(Data records)
## begin

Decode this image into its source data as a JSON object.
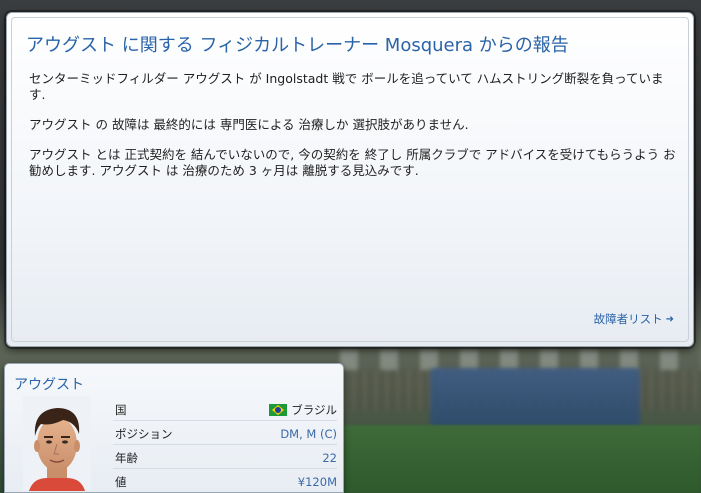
{
  "report": {
    "title": "アウグスト に関する フィジカルトレーナー Mosquera からの報告",
    "paragraphs": [
      "センターミッドフィルダー アウグスト が Ingolstadt 戦で ボールを追っていて ハムストリング断裂を負っています.",
      "アウグスト の 故障は 最終的には 専門医による 治療しか 選択肢がありません.",
      "アウグスト とは 正式契約を 結んでいないので, 今の契約を 終了し 所属クラブで アドバイスを受けてもらうよう お勧めします. アウグスト は 治療のため 3 ヶ月は 離脱する見込みです."
    ],
    "injury_list_link": "故障者リスト",
    "link_icon": "arrow-right-icon"
  },
  "player": {
    "name": "アウグスト",
    "attributes": [
      {
        "label": "国",
        "value": "ブラジル",
        "icon": "brazil-flag-icon"
      },
      {
        "label": "ポジション",
        "value": "DM, M (C)"
      },
      {
        "label": "年齢",
        "value": "22"
      },
      {
        "label": "値",
        "value": "¥120M"
      }
    ]
  },
  "colors": {
    "accent": "#2a63a8",
    "text": "#1f1f1f"
  }
}
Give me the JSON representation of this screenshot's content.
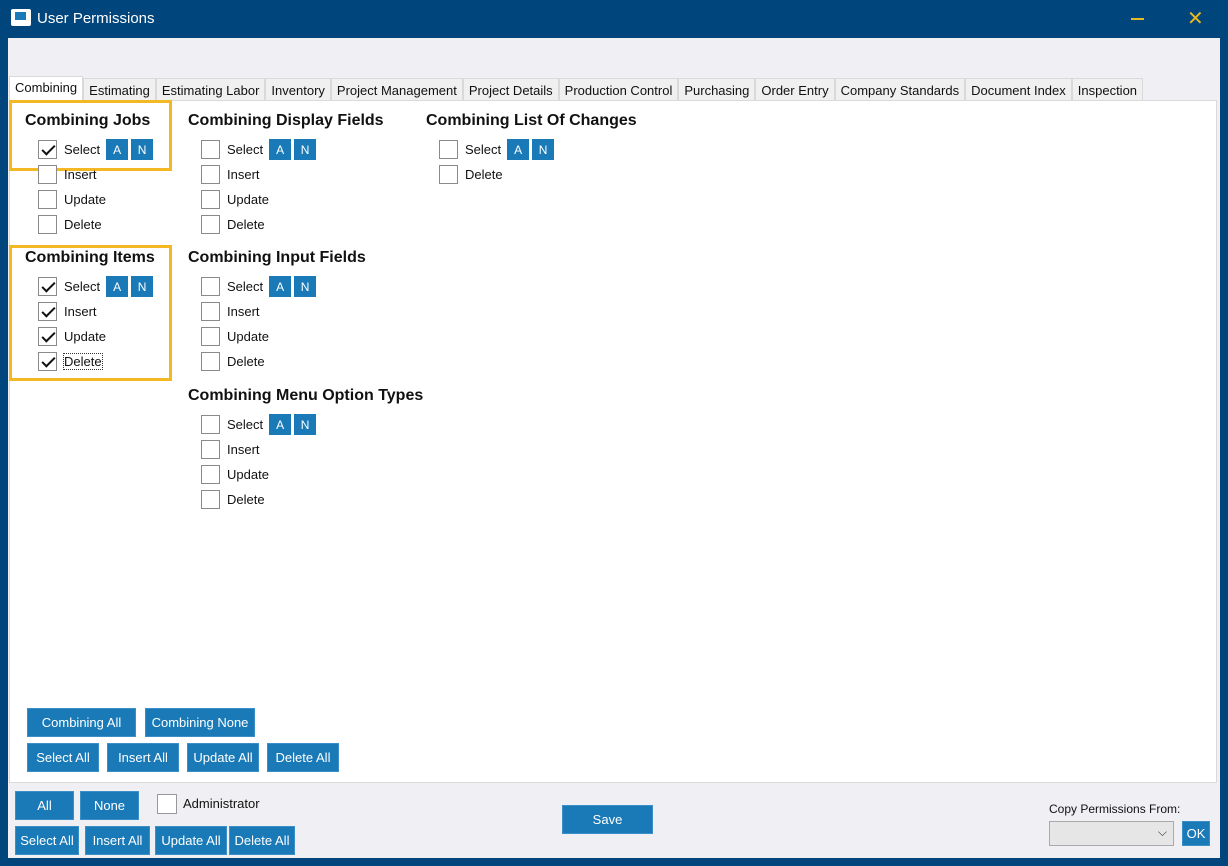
{
  "window": {
    "title": "User Permissions"
  },
  "tabs": [
    "Combining",
    "Estimating",
    "Estimating Labor",
    "Inventory",
    "Project Management",
    "Project Details",
    "Production Control",
    "Purchasing",
    "Order Entry",
    "Company Standards",
    "Document Index",
    "Inspection"
  ],
  "labels": {
    "select": "Select",
    "insert": "Insert",
    "update": "Update",
    "delete": "Delete",
    "all_btn": "A",
    "none_btn": "N"
  },
  "groups": [
    {
      "title": "Combining Jobs",
      "perms": {
        "select": true,
        "insert": false,
        "update": false,
        "delete": false
      }
    },
    {
      "title": "Combining Items",
      "perms": {
        "select": true,
        "insert": true,
        "update": true,
        "delete": true
      }
    },
    {
      "title": "Combining Display Fields",
      "perms": {
        "select": false,
        "insert": false,
        "update": false,
        "delete": false
      }
    },
    {
      "title": "Combining Input Fields",
      "perms": {
        "select": false,
        "insert": false,
        "update": false,
        "delete": false
      }
    },
    {
      "title": "Combining Menu Option Types",
      "perms": {
        "select": false,
        "insert": false,
        "update": false,
        "delete": false
      }
    },
    {
      "title": "Combining List Of Changes",
      "perms": {
        "select": false,
        "delete": false
      }
    }
  ],
  "panel_buttons": {
    "combining_all": "Combining All",
    "combining_none": "Combining None",
    "select_all": "Select All",
    "insert_all": "Insert All",
    "update_all": "Update All",
    "delete_all": "Delete All"
  },
  "footer": {
    "all": "All",
    "none": "None",
    "administrator": "Administrator",
    "administrator_checked": false,
    "select_all": "Select All",
    "insert_all": "Insert All",
    "update_all": "Update All",
    "delete_all": "Delete All",
    "save": "Save",
    "copy_from_label": "Copy Permissions From:",
    "copy_from_value": "",
    "ok": "OK"
  }
}
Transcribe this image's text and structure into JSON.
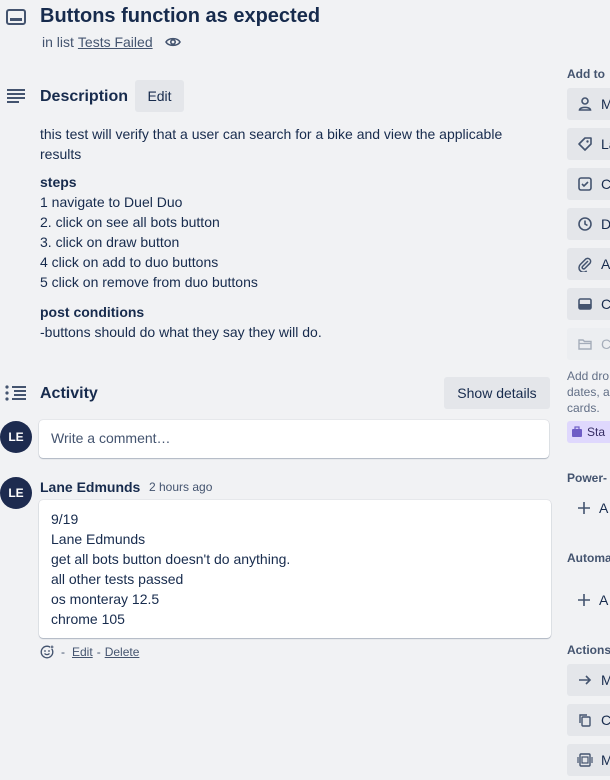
{
  "card": {
    "title": "Buttons function as expected",
    "in_list_prefix": "in list",
    "list_name": "Tests Failed"
  },
  "description": {
    "heading": "Description",
    "edit_label": "Edit",
    "intro": "this test will verify that a user can search for a bike and view the applicable results",
    "steps_heading": "steps",
    "steps": [
      "1 navigate to Duel Duo",
      "2. click on see all bots button",
      "3. click on draw button",
      "4 click on add to duo buttons",
      "5 click on remove from duo buttons"
    ],
    "post_heading": "post conditions",
    "post_text": "-buttons should do what they say they will do."
  },
  "activity": {
    "heading": "Activity",
    "show_details_label": "Show details",
    "avatar_initials": "LE",
    "comment_placeholder": "Write a comment…",
    "comment": {
      "author": "Lane Edmunds",
      "time": "2 hours ago",
      "lines": [
        "9/19",
        "Lane Edmunds",
        "get all bots button doesn't do anything.",
        "all other tests passed",
        "os monteray 12.5",
        "chrome 105"
      ],
      "sep1": "-",
      "edit_label": "Edit",
      "sep2": "-",
      "delete_label": "Delete"
    }
  },
  "sidebar": {
    "add_to_card_heading": "Add to",
    "add_items": [
      {
        "label": "M",
        "icon": "person-icon"
      },
      {
        "label": "La",
        "icon": "label-icon"
      },
      {
        "label": "C",
        "icon": "checklist-icon"
      },
      {
        "label": "D",
        "icon": "clock-icon"
      },
      {
        "label": "At",
        "icon": "paperclip-icon"
      },
      {
        "label": "C",
        "icon": "cover-icon"
      },
      {
        "label": "C",
        "icon": "folder-icon"
      }
    ],
    "note": [
      "Add dro",
      "dates, a",
      "cards."
    ],
    "star_chip": "Sta",
    "powerups_heading": "Power-",
    "powerups_add": "A",
    "automation_heading": "Automa",
    "automation_add": "A",
    "actions_heading": "Actions",
    "action_items": [
      {
        "label": "M",
        "icon": "arrow-right-icon"
      },
      {
        "label": "C",
        "icon": "copy-icon"
      },
      {
        "label": "M",
        "icon": "template-icon"
      }
    ]
  }
}
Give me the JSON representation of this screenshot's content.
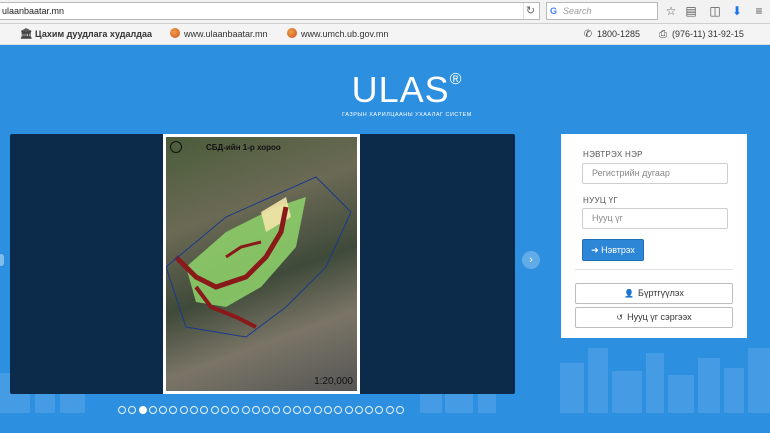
{
  "browser": {
    "url": "ulaanbaatar.mn",
    "search_placeholder": "Search",
    "search_engine_glyph": "G"
  },
  "info_bar": {
    "ecommerce_label": "Цахим дуудлага худалдаа",
    "site1": "www.ulaanbaatar.mn",
    "site2": "www.umch.ub.gov.mn",
    "phone": "1800-1285",
    "fax": "(976-11) 31-92-15"
  },
  "logo": {
    "title": "ULAS",
    "registered": "®",
    "subtitle": "ГАЗРЫН ХАРИЛЦААНЫ УХААЛАГ СИСТЕМ"
  },
  "slider": {
    "map_title": "СБД-ийн 1-р хороо",
    "map_scale": "1:20,000",
    "dots_count": 28,
    "active_dot": 2
  },
  "login": {
    "username_label": "НЭВТРЭХ НЭР",
    "username_placeholder": "Регистрийн дугаар",
    "password_label": "НУУЦ ҮГ",
    "password_placeholder": "Нууц үг",
    "login_button": "Нэвтрэх",
    "register_button": "Бүртгүүлэх",
    "reset_button": "Нууц үг сэргээх"
  },
  "colors": {
    "background": "#2d8fe0",
    "accent_button": "#2d86d6",
    "slider_bg": "#0c2b4a"
  }
}
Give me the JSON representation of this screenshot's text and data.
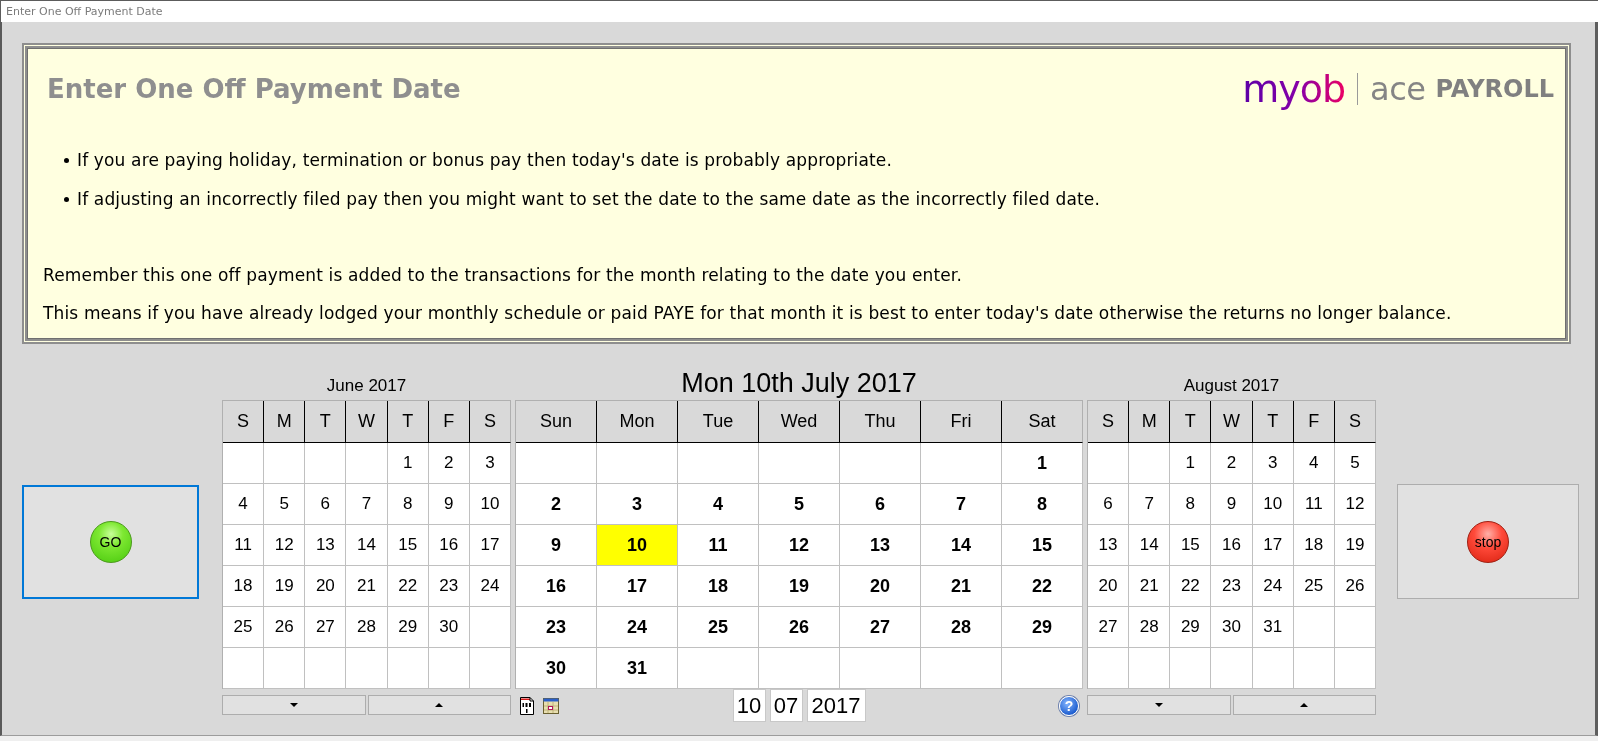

## end

Problem >>
Without including the pictures, reproduce all entries exactly.

Solution for this problem >>
Decode this image into its source data as a JSON object.
{
  "report": {
    "title": "アウグスト に関する フィジカルトレーナー Mosquera からの報告",
    "paragraphs": [
      "センターミッドフィルダー アウグスト が Ingolstadt 戦で ボールを追っていて ハムストリング断裂を負っています.",
      "アウグスト の 故障は 最終的には 専門医による 治療しか 選択肢がありません.",
      "アウグスト とは 正式契約を 結んでいないので, 今の契約を 終了し 所属クラブで アドバイスを受けてもらうよう お勧めします. アウグスト は 治療のため 3 ヶ月は 離脱する見込みです."
    ],
    "injury_list_link": "故障者リスト",
    "link_icon": "arrow-right-icon"
  },
  "player": {
    "name": "アウグスト",
    "attributes": [
      {
        "label": "国",
        "value": "ブラジル",
        "icon": "brazil-flag-icon"
      },
      {
        "label": "ポジション",
        "value": "DM, M (C)"
      },
      {
        "label": "年齢",
        "value": "22"
      },
      {
        "label": "値",
        "value": "¥120M"
      }
    ]
  },
  "colors": {
    "accent": "#2a63a8",
    "text": "#1f1f1f"
  }
}
Give me the JSON representation of this screenshot's content.
{
  "window": {
    "title": "User Permissions"
  },
  "tabs": [
    "Combining",
    "Estimating",
    "Estimating Labor",
    "Inventory",
    "Project Management",
    "Project Details",
    "Production Control",
    "Purchasing",
    "Order Entry",
    "Company Standards",
    "Document Index",
    "Inspection"
  ],
  "labels": {
    "select": "Select",
    "insert": "Insert",
    "update": "Update",
    "delete": "Delete",
    "all_btn": "A",
    "none_btn": "N"
  },
  "groups": [
    {
      "title": "Combining Jobs",
      "perms": {
        "select": true,
        "insert": false,
        "update": false,
        "delete": false
      }
    },
    {
      "title": "Combining Items",
      "perms": {
        "select": true,
        "insert": true,
        "update": true,
        "delete": true
      }
    },
    {
      "title": "Combining Display Fields",
      "perms": {
        "select": false,
        "insert": false,
        "update": false,
        "delete": false
      }
    },
    {
      "title": "Combining Input Fields",
      "perms": {
        "select": false,
        "insert": false,
        "update": false,
        "delete": false
      }
    },
    {
      "title": "Combining Menu Option Types",
      "perms": {
        "select": false,
        "insert": false,
        "update": false,
        "delete": false
      }
    },
    {
      "title": "Combining List Of Changes",
      "perms": {
        "select": false,
        "delete": false
      }
    }
  ],
  "panel_buttons": {
    "combining_all": "Combining All",
    "combining_none": "Combining None",
    "select_all": "Select All",
    "insert_all": "Insert All",
    "update_all": "Update All",
    "delete_all": "Delete All"
  },
  "footer": {
    "all": "All",
    "none": "None",
    "administrator": "Administrator",
    "administrator_checked": false,
    "select_all": "Select All",
    "insert_all": "Insert All",
    "update_all": "Update All",
    "delete_all": "Delete All",
    "save": "Save",
    "copy_from_label": "Copy Permissions From:",
    "copy_from_value": "",
    "ok": "OK"
  }
}
Transcribe this image's text and structure into JSON.
{
  "card": {
    "title": "Buttons function as expected",
    "in_list_prefix": "in list",
    "list_name": "Tests Failed"
  },
  "description": {
    "heading": "Description",
    "edit_label": "Edit",
    "intro": "this test will verify that a user can search for a bike and view the applicable results",
    "steps_heading": "steps",
    "steps": [
      "1 navigate to Duel Duo",
      "2. click on see all bots button",
      "3. click on draw button",
      "4 click on add to duo buttons",
      "5 click on remove from duo buttons"
    ],
    "post_heading": "post conditions",
    "post_text": "-buttons should do what they say they will do."
  },
  "activity": {
    "heading": "Activity",
    "show_details_label": "Show details",
    "avatar_initials": "LE",
    "comment_placeholder": "Write a comment…",
    "comment": {
      "author": "Lane Edmunds",
      "time": "2 hours ago",
      "lines": [
        "9/19",
        "Lane Edmunds",
        "get all bots button doesn't do anything.",
        "all other tests passed",
        "os monteray 12.5",
        "chrome 105"
      ],
      "sep1": "-",
      "edit_label": "Edit",
      "sep2": "-",
      "delete_label": "Delete"
    }
  },
  "sidebar": {
    "add_to_card_heading": "Add to",
    "add_items": [
      {
        "label": "M",
        "icon": "person-icon"
      },
      {
        "label": "La",
        "icon": "label-icon"
      },
      {
        "label": "C",
        "icon": "checklist-icon"
      },
      {
        "label": "D",
        "icon": "clock-icon"
      },
      {
        "label": "At",
        "icon": "paperclip-icon"
      },
      {
        "label": "C",
        "icon": "cover-icon"
      },
      {
        "label": "C",
        "icon": "folder-icon"
      }
    ],
    "note": [
      "Add dro",
      "dates, a",
      "cards."
    ],
    "star_chip": "Sta",
    "powerups_heading": "Power-",
    "powerups_add": "A",
    "automation_heading": "Automa",
    "automation_add": "A",
    "actions_heading": "Actions",
    "action_items": [
      {
        "label": "M",
        "icon": "arrow-right-icon"
      },
      {
        "label": "C",
        "icon": "copy-icon"
      },
      {
        "label": "M",
        "icon": "template-icon"
      }
    ]
  }
}
Give me the JSON representation of this screenshot's content.
{
  "browser": {
    "url": "ulaanbaatar.mn",
    "search_placeholder": "Search",
    "search_engine_glyph": "G"
  },
  "info_bar": {
    "ecommerce_label": "Цахим дуудлага худалдаа",
    "site1": "www.ulaanbaatar.mn",
    "site2": "www.umch.ub.gov.mn",
    "phone": "1800-1285",
    "fax": "(976-11) 31-92-15"
  },
  "logo": {
    "title": "ULAS",
    "registered": "®",
    "subtitle": "ГАЗРЫН ХАРИЛЦААНЫ УХААЛАГ СИСТЕМ"
  },
  "slider": {
    "map_title": "СБД-ийн 1-р хороо",
    "map_scale": "1:20,000",
    "dots_count": 28,
    "active_dot": 2
  },
  "login": {
    "username_label": "НЭВТРЭХ НЭР",
    "username_placeholder": "Регистрийн дугаар",
    "password_label": "НУУЦ ҮГ",
    "password_placeholder": "Нууц үг",
    "login_button": "Нэвтрэх",
    "register_button": "Бүртгүүлэх",
    "reset_button": "Нууц үг сэргээх"
  },
  "colors": {
    "background": "#2d8fe0",
    "accent_button": "#2d86d6",
    "slider_bg": "#0c2b4a"
  }
}
Give me the JSON representation of this screenshot's text and data.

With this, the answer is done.